[Collected data]
-=-=-=-=-

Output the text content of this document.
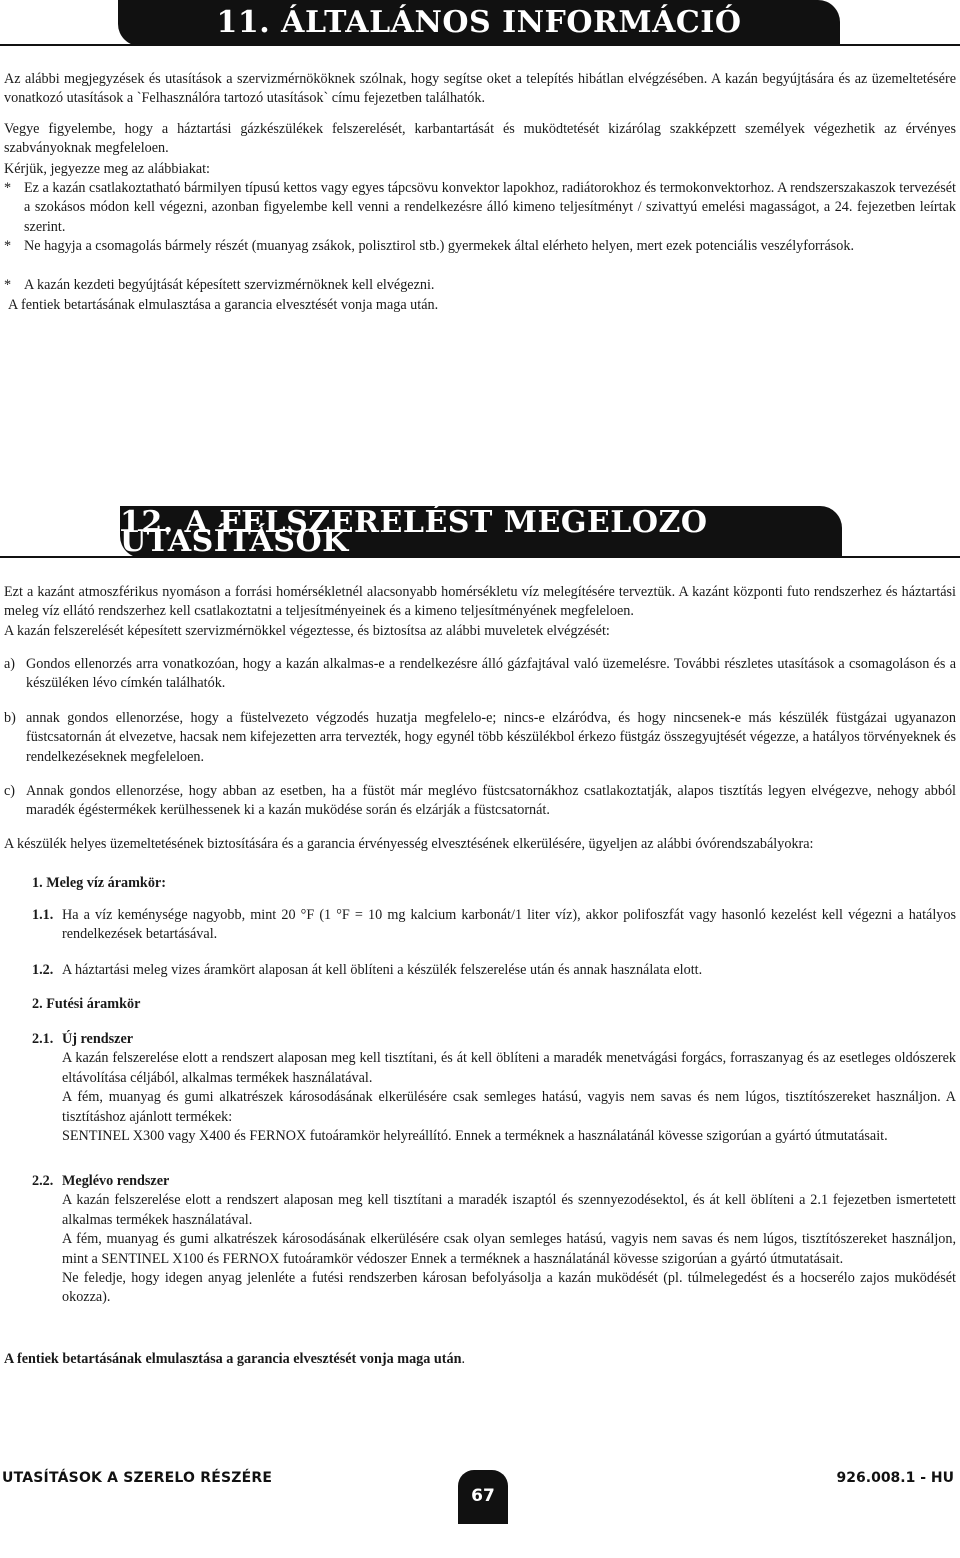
11. ÁLTALÁNOS INFORMÁCIÓ

Az alábbi megjegyzések és utasítások a szervizmérnököknek szólnak, hogy segítse oket a telepítés hibátlan elvégzésében. A kazán begyújtására és az üzemeltetésére vonatkozó utasítások a `Felhasználóra tartozó utasítások` címu fejezetben találhatók.

Vegye figyelembe, hogy a háztartási gázkészülékek felszerelését, karbantartását és muködtetését kizárólag szakképzett személyek végezhetik az érvényes szabványoknak megfeleloen.

Kérjük, jegyezze meg az alábbiakat:

* Ez a kazán csatlakoztatható bármilyen típusú kettos vagy egyes tápcsövu konvektor lapokhoz, radiátorokhoz és termokonvektorhoz. A rendszerszakaszok tervezését a szokásos módon kell végezni, azonban figyelembe kell venni a rendelkezésre álló kimeno teljesítményt / szivattyú emelési magasságot, a 24. fejezetben leírtak szerint.
* Ne hagyja a csomagolás bármely részét (muanyag zsákok, polisztirol stb.) gyermekek által elérheto helyen, mert ezek potenciális veszélyforrások.
* A kazán kezdeti begyújtását képesített szervizmérnöknek kell elvégezni.

A fentiek betartásának elmulasztása a garancia elvesztését vonja maga után.

12. A FELSZERELÉST MEGELOZO UTASÍTÁSOK

Ezt a kazánt atmoszférikus nyomáson a forrási homérsékletnél alacsonyabb homérsékletu víz melegítésére terveztük. A kazánt központi futo rendszerhez és háztartási meleg víz ellátó rendszerhez kell csatlakoztatni a teljesítményeinek és a kimeno teljesítményének megfeleloen.

A kazán felszerelését képesített szervizmérnökkel végeztesse, és biztosítsa az alábbi muveletek elvégzését:

a) Gondos ellenorzés arra vonatkozóan, hogy a kazán alkalmas-e a rendelkezésre álló gázfajtával való üzemelésre. További részletes utasítások a csomagoláson és a készüléken lévo címkén találhatók.
b) annak gondos ellenorzése, hogy a füstelvezeto végzodés huzatja megfelelo-e; nincs-e elzáródva, és hogy nincsenek-e más készülék füstgázai ugyanazon füstcsatornán át elvezetve, hacsak nem kifejezetten arra tervezték, hogy egynél több készülékbol érkezo füstgáz összegyujtését végezze, a hatályos törvényeknek és rendelkezéseknek megfeleloen.
c) Annak gondos ellenorzése, hogy abban az esetben, ha a füstöt már meglévo füstcsatornákhoz csatlakoztatják, alapos tisztítás legyen elvégezve, nehogy abból maradék égéstermékek kerülhessenek ki a kazán muködése során és elzárják a füstcsatornát.

A készülék helyes üzemeltetésének biztosítására és a garancia érvényesség elvesztésének elkerülésére, ügyeljen az alábbi óvórendszabályokra:

1. Meleg víz áramkör:
1.1. Ha a víz keménysége nagyobb, mint 20 °F (1 °F = 10 mg kalcium karbonát/1 liter víz), akkor polifoszfát vagy hasonló kezelést kell végezni a hatályos rendelkezések betartásával.
1.2. A háztartási meleg vizes áramkört alaposan át kell öblíteni a készülék felszerelése után és annak használata elott.
2. Futési áramkör
2.1. Új rendszer
A kazán felszerelése elott a rendszert alaposan meg kell tisztítani, és át kell öblíteni a maradék menetvágási forgács, forraszanyag és az esetleges oldószerek eltávolítása céljából, alkalmas termékek használatával.
A fém, muanyag és gumi alkatrészek károsodásának elkerülésére csak semleges hatású, vagyis nem savas és nem lúgos, tisztítószereket használjon. A tisztításhoz ajánlott termékek:
SENTINEL X300 vagy X400 és FERNOX futoáramkör helyreállító. Ennek a terméknek a használatánál kövesse szigorúan a gyártó útmutatásait.
2.2. Meglévo rendszer
A kazán felszerelése elott a rendszert alaposan meg kell tisztítani a maradék iszaptól és szennyezodésektol, és át kell öblíteni a 2.1 fejezetben ismertetett alkalmas termékek használatával.
A fém, muanyag és gumi alkatrészek károsodásának elkerülésére csak olyan semleges hatású, vagyis nem savas és nem lúgos, tisztítószereket használjon, mint a SENTINEL X100 és FERNOX futoáramkör védoszer Ennek a terméknek a használatánál kövesse szigorúan a gyártó útmutatásait.
Ne feledje, hogy idegen anyag jelenléte a futési rendszerben károsan befolyásolja a kazán muködését (pl. túlmelegedést és a hocserélo zajos muködését okozza).
A fentiek betartásának elmulasztása a garancia elvesztését vonja maga után.
UTASÍTÁSOK A SZERELO RÉSZÉRE
67
926.008.1 - HU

-=-=-=-=-

[Goal]
Copy the material shown above in full and exactly. Skip the pictures.

[Expected answer]
Output the text content of this document.
11. ÁLTALÁNOS INFORMÁCIÓ

Az alábbi megjegyzések és utasítások a szervizmérnököknek szólnak, hogy segítse oket a telepítés hibátlan elvégzésében. A kazán begyújtására és az üzemeltetésére vonatkozó utasítások a `Felhasználóra tartozó utasítások` címu fejezetben találhatók.

Vegye figyelembe, hogy a háztartási gázkészülékek felszerelését, karbantartását és muködtetését kizárólag szakképzett személyek végezhetik az érvényes szabványoknak megfeleloen.

Kérjük, jegyezze meg az alábbiakat:

* Ez a kazán csatlakoztatható bármilyen típusú kettos vagy egyes tápcsövu konvektor lapokhoz, radiátorokhoz és termokonvektorhoz. A rendszerszakaszok tervezését a szokásos módon kell végezni, azonban figyelembe kell venni a rendelkezésre álló kimeno teljesítményt / szivattyú emelési magasságot, a 24. fejezetben leírtak szerint.
* Ne hagyja a csomagolás bármely részét (muanyag zsákok, polisztirol stb.) gyermekek által elérheto helyen, mert ezek potenciális veszélyforrások.
* A kazán kezdeti begyújtását képesített szervizmérnöknek kell elvégezni.

A fentiek betartásának elmulasztása a garancia elvesztését vonja maga után.

12. A FELSZERELÉST MEGELOZO UTASÍTÁSOK

Ezt a kazánt atmoszférikus nyomáson a forrási homérsékletnél alacsonyabb homérsékletu víz melegítésére terveztük. A kazánt központi futo rendszerhez és háztartási meleg víz ellátó rendszerhez kell csatlakoztatni a teljesítményeinek és a kimeno teljesítményének megfeleloen.

A kazán felszerelését képesített szervizmérnökkel végeztesse, és biztosítsa az alábbi muveletek elvégzését:

a) Gondos ellenorzés arra vonatkozóan, hogy a kazán alkalmas-e a rendelkezésre álló gázfajtával való üzemelésre. További részletes utasítások a csomagoláson és a készüléken lévo címkén találhatók.
b) annak gondos ellenorzése, hogy a füstelvezeto végzodés huzatja megfelelo-e; nincs-e elzáródva, és hogy nincsenek-e más készülék füstgázai ugyanazon füstcsatornán át elvezetve, hacsak nem kifejezetten arra tervezték, hogy egynél több készülékbol érkezo füstgáz összegyujtését végezze, a hatályos törvényeknek és rendelkezéseknek megfeleloen.
c) Annak gondos ellenorzése, hogy abban az esetben, ha a füstöt már meglévo füstcsatornákhoz csatlakoztatják, alapos tisztítás legyen elvégezve, nehogy abból maradék égéstermékek kerülhessenek ki a kazán muködése során és elzárják a füstcsatornát.

A készülék helyes üzemeltetésének biztosítására és a garancia érvényesség elvesztésének elkerülésére, ügyeljen az alábbi óvórendszabályokra:

1. Meleg víz áramkör:
1.1. Ha a víz keménysége nagyobb, mint 20 °F (1 °F = 10 mg kalcium karbonát/1 liter víz), akkor polifoszfát vagy hasonló kezelést kell végezni a hatályos rendelkezések betartásával.
1.2. A háztartási meleg vizes áramkört alaposan át kell öblíteni a készülék felszerelése után és annak használata elott.
2. Futési áramkör
2.1. Új rendszer
A kazán felszerelése elott a rendszert alaposan meg kell tisztítani, és át kell öblíteni a maradék menetvágási forgács, forraszanyag és az esetleges oldószerek eltávolítása céljából, alkalmas termékek használatával.
A fém, muanyag és gumi alkatrészek károsodásának elkerülésére csak semleges hatású, vagyis nem savas és nem lúgos, tisztítószereket használjon. A tisztításhoz ajánlott termékek:
SENTINEL X300 vagy X400 és FERNOX futoáramkör helyreállító. Ennek a terméknek a használatánál kövesse szigorúan a gyártó útmutatásait.
2.2. Meglévo rendszer
A kazán felszerelése elott a rendszert alaposan meg kell tisztítani a maradék iszaptól és szennyezodésektol, és át kell öblíteni a 2.1 fejezetben ismertetett alkalmas termékek használatával.
A fém, muanyag és gumi alkatrészek károsodásának elkerülésére csak olyan semleges hatású, vagyis nem savas és nem lúgos, tisztítószereket használjon, mint a SENTINEL X100 és FERNOX futoáramkör védoszer Ennek a terméknek a használatánál kövesse szigorúan a gyártó útmutatásait.
Ne feledje, hogy idegen anyag jelenléte a futési rendszerben károsan befolyásolja a kazán muködését (pl. túlmelegedést és a hocserélo zajos muködését okozza).
A fentiek betartásának elmulasztása a garancia elvesztését vonja maga után.
UTASÍTÁSOK A SZERELO RÉSZÉRE
67
926.008.1 - HU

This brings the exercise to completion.